Write out, please, the line containing "What data populates" together with all lines after it, up to and including the last one, with no other output.

Collected data:
## Begin
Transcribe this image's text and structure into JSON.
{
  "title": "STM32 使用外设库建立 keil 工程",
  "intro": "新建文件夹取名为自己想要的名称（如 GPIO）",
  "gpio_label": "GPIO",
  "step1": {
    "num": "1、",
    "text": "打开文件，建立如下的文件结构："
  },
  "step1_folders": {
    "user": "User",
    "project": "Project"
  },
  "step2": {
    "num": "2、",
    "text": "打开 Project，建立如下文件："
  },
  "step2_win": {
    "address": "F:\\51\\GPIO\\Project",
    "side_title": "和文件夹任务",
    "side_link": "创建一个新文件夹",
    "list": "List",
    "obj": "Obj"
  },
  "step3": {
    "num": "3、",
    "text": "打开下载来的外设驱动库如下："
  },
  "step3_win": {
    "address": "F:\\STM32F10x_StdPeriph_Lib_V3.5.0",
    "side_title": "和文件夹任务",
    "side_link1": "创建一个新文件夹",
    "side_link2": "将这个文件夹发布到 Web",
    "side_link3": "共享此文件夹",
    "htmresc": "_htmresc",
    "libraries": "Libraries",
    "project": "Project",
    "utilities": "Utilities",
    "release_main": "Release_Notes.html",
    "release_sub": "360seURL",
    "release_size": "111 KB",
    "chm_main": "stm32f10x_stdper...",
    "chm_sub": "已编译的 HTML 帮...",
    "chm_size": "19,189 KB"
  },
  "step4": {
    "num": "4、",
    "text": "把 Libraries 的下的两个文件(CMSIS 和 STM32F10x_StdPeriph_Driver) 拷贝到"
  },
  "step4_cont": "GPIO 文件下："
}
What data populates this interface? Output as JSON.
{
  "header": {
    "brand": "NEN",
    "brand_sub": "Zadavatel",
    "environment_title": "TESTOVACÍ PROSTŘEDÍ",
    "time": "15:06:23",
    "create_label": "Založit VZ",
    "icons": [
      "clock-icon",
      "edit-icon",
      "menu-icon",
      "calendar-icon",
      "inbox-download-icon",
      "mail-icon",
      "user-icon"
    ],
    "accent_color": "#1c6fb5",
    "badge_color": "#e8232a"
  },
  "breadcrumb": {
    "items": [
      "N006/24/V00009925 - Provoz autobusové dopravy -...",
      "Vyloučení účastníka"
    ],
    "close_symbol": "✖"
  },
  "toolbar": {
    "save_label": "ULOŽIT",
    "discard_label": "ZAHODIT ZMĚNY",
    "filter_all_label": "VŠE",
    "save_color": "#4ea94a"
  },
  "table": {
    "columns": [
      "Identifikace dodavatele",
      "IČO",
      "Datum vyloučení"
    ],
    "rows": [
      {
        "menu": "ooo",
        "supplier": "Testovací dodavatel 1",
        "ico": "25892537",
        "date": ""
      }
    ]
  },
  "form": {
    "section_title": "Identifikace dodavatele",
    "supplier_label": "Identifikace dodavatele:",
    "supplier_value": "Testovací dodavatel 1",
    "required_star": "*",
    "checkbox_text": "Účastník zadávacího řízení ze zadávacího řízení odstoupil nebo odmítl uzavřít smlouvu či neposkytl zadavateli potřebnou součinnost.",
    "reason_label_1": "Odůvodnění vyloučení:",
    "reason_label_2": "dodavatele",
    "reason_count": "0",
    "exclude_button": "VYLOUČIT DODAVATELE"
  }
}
## End
** The solution **
What data populates this interface? Output as JSON.
{
  "header": {
    "brand": "NEN",
    "brand_sub": "Zadavatel",
    "environment_title": "TESTOVACÍ PROSTŘEDÍ",
    "time": "15:06:23",
    "create_label": "Založit VZ",
    "icons": [
      "clock-icon",
      "edit-icon",
      "menu-icon",
      "calendar-icon",
      "inbox-download-icon",
      "mail-icon",
      "user-icon"
    ],
    "accent_color": "#1c6fb5",
    "badge_color": "#e8232a"
  },
  "breadcrumb": {
    "items": [
      "N006/24/V00009925 - Provoz autobusové dopravy -...",
      "Vyloučení účastníka"
    ],
    "close_symbol": "✖"
  },
  "toolbar": {
    "save_label": "ULOŽIT",
    "discard_label": "ZAHODIT ZMĚNY",
    "filter_all_label": "VŠE",
    "save_color": "#4ea94a"
  },
  "table": {
    "columns": [
      "Identifikace dodavatele",
      "IČO",
      "Datum vyloučení"
    ],
    "rows": [
      {
        "menu": "ooo",
        "supplier": "Testovací dodavatel 1",
        "ico": "25892537",
        "date": ""
      }
    ]
  },
  "form": {
    "section_title": "Identifikace dodavatele",
    "supplier_label": "Identifikace dodavatele:",
    "supplier_value": "Testovací dodavatel 1",
    "required_star": "*",
    "checkbox_text": "Účastník zadávacího řízení ze zadávacího řízení odstoupil nebo odmítl uzavřít smlouvu či neposkytl zadavateli potřebnou součinnost.",
    "reason_label_1": "Odůvodnění vyloučení:",
    "reason_label_2": "dodavatele",
    "reason_count": "0",
    "exclude_button": "VYLOUČIT DODAVATELE"
  }
}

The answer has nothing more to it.